→ **GOAL**
All entries below are to be set down again, identical to the source.

→ **SOURCE RECORDS**
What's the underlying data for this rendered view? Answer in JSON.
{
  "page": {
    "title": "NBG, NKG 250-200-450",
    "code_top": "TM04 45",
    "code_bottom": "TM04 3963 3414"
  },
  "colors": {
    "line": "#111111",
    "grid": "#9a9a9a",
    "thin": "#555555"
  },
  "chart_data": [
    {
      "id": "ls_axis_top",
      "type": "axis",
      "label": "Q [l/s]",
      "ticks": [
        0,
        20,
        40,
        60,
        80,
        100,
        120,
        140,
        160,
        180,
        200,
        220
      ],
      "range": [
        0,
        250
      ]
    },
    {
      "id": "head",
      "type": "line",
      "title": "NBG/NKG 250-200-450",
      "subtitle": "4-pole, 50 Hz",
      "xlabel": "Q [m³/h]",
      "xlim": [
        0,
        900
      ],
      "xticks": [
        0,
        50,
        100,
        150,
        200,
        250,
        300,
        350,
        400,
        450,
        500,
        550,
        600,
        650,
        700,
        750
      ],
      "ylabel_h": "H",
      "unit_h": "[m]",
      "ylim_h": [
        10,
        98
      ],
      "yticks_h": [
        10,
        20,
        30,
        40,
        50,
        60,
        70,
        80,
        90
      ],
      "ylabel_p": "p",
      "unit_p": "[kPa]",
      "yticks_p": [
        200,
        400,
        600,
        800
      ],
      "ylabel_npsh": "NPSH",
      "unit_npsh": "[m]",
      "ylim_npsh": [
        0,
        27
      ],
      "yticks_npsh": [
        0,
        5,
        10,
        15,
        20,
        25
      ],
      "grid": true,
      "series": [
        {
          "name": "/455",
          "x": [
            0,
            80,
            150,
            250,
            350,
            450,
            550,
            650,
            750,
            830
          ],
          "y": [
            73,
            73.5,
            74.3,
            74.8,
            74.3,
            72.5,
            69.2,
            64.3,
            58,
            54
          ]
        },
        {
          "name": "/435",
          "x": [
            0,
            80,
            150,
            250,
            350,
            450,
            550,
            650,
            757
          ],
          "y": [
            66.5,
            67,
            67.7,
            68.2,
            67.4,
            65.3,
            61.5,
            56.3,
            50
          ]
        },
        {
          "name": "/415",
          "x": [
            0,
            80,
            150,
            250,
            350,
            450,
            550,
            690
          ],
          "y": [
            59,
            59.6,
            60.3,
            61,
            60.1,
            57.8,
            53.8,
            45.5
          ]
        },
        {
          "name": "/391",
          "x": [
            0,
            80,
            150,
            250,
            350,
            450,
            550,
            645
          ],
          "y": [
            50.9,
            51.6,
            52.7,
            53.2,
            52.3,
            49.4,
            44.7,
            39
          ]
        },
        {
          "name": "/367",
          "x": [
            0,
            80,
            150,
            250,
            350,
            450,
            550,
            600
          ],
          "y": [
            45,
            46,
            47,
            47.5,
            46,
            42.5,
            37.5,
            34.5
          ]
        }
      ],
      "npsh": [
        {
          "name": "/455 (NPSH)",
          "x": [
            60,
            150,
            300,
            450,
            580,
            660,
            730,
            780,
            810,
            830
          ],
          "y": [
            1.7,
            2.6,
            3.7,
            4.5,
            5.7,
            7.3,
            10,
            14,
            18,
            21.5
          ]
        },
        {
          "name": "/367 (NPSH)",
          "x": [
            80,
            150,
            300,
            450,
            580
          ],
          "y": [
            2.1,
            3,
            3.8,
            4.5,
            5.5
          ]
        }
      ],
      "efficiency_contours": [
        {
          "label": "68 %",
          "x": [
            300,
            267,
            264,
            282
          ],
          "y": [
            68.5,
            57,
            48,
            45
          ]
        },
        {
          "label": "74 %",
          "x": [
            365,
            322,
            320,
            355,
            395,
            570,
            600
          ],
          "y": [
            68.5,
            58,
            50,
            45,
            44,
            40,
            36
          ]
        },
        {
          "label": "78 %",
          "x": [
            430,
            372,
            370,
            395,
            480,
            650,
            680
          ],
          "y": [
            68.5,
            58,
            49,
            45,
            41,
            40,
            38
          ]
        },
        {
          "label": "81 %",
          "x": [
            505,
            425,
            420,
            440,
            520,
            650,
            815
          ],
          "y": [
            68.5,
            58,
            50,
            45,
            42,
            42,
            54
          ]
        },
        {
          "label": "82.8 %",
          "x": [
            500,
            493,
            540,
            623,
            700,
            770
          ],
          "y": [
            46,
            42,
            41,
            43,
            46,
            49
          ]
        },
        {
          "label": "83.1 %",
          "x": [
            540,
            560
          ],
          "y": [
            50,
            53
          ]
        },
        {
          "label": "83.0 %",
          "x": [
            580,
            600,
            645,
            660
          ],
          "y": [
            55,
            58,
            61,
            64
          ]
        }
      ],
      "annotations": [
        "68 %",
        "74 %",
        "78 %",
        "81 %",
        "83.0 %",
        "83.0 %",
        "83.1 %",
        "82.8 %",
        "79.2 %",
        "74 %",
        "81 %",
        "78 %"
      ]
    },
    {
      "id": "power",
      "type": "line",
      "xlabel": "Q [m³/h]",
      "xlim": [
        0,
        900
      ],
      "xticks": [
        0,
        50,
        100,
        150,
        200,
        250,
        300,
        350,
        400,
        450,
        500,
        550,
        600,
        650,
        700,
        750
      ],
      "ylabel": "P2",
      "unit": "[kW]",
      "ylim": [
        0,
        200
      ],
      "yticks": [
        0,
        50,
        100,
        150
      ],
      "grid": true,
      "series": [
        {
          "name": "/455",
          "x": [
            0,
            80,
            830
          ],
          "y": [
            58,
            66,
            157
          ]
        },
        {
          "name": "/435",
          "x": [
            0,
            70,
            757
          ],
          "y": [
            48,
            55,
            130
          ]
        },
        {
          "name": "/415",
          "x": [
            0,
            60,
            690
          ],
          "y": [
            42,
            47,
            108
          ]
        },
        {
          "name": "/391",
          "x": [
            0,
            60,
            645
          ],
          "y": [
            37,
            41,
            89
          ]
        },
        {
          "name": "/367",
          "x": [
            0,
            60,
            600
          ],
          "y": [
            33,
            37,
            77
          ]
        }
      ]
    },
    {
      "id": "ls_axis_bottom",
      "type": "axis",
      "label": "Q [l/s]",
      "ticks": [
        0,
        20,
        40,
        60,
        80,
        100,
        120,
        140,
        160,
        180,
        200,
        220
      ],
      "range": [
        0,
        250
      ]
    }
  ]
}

→ **SOLUTION FOR THIS EXERCISE**
What's the underlying data for this rendered view? Answer in JSON.
{
  "page": {
    "title": "NBG, NKG 250-200-450",
    "code_top": "TM04 45",
    "code_bottom": "TM04 3963 3414"
  },
  "colors": {
    "line": "#111111",
    "grid": "#9a9a9a",
    "thin": "#555555"
  },
  "chart_data": [
    {
      "id": "ls_axis_top",
      "type": "axis",
      "label": "Q [l/s]",
      "ticks": [
        0,
        20,
        40,
        60,
        80,
        100,
        120,
        140,
        160,
        180,
        200,
        220
      ],
      "range": [
        0,
        250
      ]
    },
    {
      "id": "head",
      "type": "line",
      "title": "NBG/NKG 250-200-450",
      "subtitle": "4-pole, 50 Hz",
      "xlabel": "Q [m³/h]",
      "xlim": [
        0,
        900
      ],
      "xticks": [
        0,
        50,
        100,
        150,
        200,
        250,
        300,
        350,
        400,
        450,
        500,
        550,
        600,
        650,
        700,
        750
      ],
      "ylabel_h": "H",
      "unit_h": "[m]",
      "ylim_h": [
        10,
        98
      ],
      "yticks_h": [
        10,
        20,
        30,
        40,
        50,
        60,
        70,
        80,
        90
      ],
      "ylabel_p": "p",
      "unit_p": "[kPa]",
      "yticks_p": [
        200,
        400,
        600,
        800
      ],
      "ylabel_npsh": "NPSH",
      "unit_npsh": "[m]",
      "ylim_npsh": [
        0,
        27
      ],
      "yticks_npsh": [
        0,
        5,
        10,
        15,
        20,
        25
      ],
      "grid": true,
      "series": [
        {
          "name": "/455",
          "x": [
            0,
            80,
            150,
            250,
            350,
            450,
            550,
            650,
            750,
            830
          ],
          "y": [
            73,
            73.5,
            74.3,
            74.8,
            74.3,
            72.5,
            69.2,
            64.3,
            58,
            54
          ]
        },
        {
          "name": "/435",
          "x": [
            0,
            80,
            150,
            250,
            350,
            450,
            550,
            650,
            757
          ],
          "y": [
            66.5,
            67,
            67.7,
            68.2,
            67.4,
            65.3,
            61.5,
            56.3,
            50
          ]
        },
        {
          "name": "/415",
          "x": [
            0,
            80,
            150,
            250,
            350,
            450,
            550,
            690
          ],
          "y": [
            59,
            59.6,
            60.3,
            61,
            60.1,
            57.8,
            53.8,
            45.5
          ]
        },
        {
          "name": "/391",
          "x": [
            0,
            80,
            150,
            250,
            350,
            450,
            550,
            645
          ],
          "y": [
            50.9,
            51.6,
            52.7,
            53.2,
            52.3,
            49.4,
            44.7,
            39
          ]
        },
        {
          "name": "/367",
          "x": [
            0,
            80,
            150,
            250,
            350,
            450,
            550,
            600
          ],
          "y": [
            45,
            46,
            47,
            47.5,
            46,
            42.5,
            37.5,
            34.5
          ]
        }
      ],
      "npsh": [
        {
          "name": "/455 (NPSH)",
          "x": [
            60,
            150,
            300,
            450,
            580,
            660,
            730,
            780,
            810,
            830
          ],
          "y": [
            1.7,
            2.6,
            3.7,
            4.5,
            5.7,
            7.3,
            10,
            14,
            18,
            21.5
          ]
        },
        {
          "name": "/367 (NPSH)",
          "x": [
            80,
            150,
            300,
            450,
            580
          ],
          "y": [
            2.1,
            3,
            3.8,
            4.5,
            5.5
          ]
        }
      ],
      "efficiency_contours": [
        {
          "label": "68 %",
          "x": [
            300,
            267,
            264,
            282
          ],
          "y": [
            68.5,
            57,
            48,
            45
          ]
        },
        {
          "label": "74 %",
          "x": [
            365,
            322,
            320,
            355,
            395,
            570,
            600
          ],
          "y": [
            68.5,
            58,
            50,
            45,
            44,
            40,
            36
          ]
        },
        {
          "label": "78 %",
          "x": [
            430,
            372,
            370,
            395,
            480,
            650,
            680
          ],
          "y": [
            68.5,
            58,
            49,
            45,
            41,
            40,
            38
          ]
        },
        {
          "label": "81 %",
          "x": [
            505,
            425,
            420,
            440,
            520,
            650,
            815
          ],
          "y": [
            68.5,
            58,
            50,
            45,
            42,
            42,
            54
          ]
        },
        {
          "label": "82.8 %",
          "x": [
            500,
            493,
            540,
            623,
            700,
            770
          ],
          "y": [
            46,
            42,
            41,
            43,
            46,
            49
          ]
        },
        {
          "label": "83.1 %",
          "x": [
            540,
            560
          ],
          "y": [
            50,
            53
          ]
        },
        {
          "label": "83.0 %",
          "x": [
            580,
            600,
            645,
            660
          ],
          "y": [
            55,
            58,
            61,
            64
          ]
        }
      ],
      "annotations": [
        "68 %",
        "74 %",
        "78 %",
        "81 %",
        "83.0 %",
        "83.0 %",
        "83.1 %",
        "82.8 %",
        "79.2 %",
        "74 %",
        "81 %",
        "78 %"
      ]
    },
    {
      "id": "power",
      "type": "line",
      "xlabel": "Q [m³/h]",
      "xlim": [
        0,
        900
      ],
      "xticks": [
        0,
        50,
        100,
        150,
        200,
        250,
        300,
        350,
        400,
        450,
        500,
        550,
        600,
        650,
        700,
        750
      ],
      "ylabel": "P2",
      "unit": "[kW]",
      "ylim": [
        0,
        200
      ],
      "yticks": [
        0,
        50,
        100,
        150
      ],
      "grid": true,
      "series": [
        {
          "name": "/455",
          "x": [
            0,
            80,
            830
          ],
          "y": [
            58,
            66,
            157
          ]
        },
        {
          "name": "/435",
          "x": [
            0,
            70,
            757
          ],
          "y": [
            48,
            55,
            130
          ]
        },
        {
          "name": "/415",
          "x": [
            0,
            60,
            690
          ],
          "y": [
            42,
            47,
            108
          ]
        },
        {
          "name": "/391",
          "x": [
            0,
            60,
            645
          ],
          "y": [
            37,
            41,
            89
          ]
        },
        {
          "name": "/367",
          "x": [
            0,
            60,
            600
          ],
          "y": [
            33,
            37,
            77
          ]
        }
      ]
    },
    {
      "id": "ls_axis_bottom",
      "type": "axis",
      "label": "Q [l/s]",
      "ticks": [
        0,
        20,
        40,
        60,
        80,
        100,
        120,
        140,
        160,
        180,
        200,
        220
      ],
      "range": [
        0,
        250
      ]
    }
  ]
}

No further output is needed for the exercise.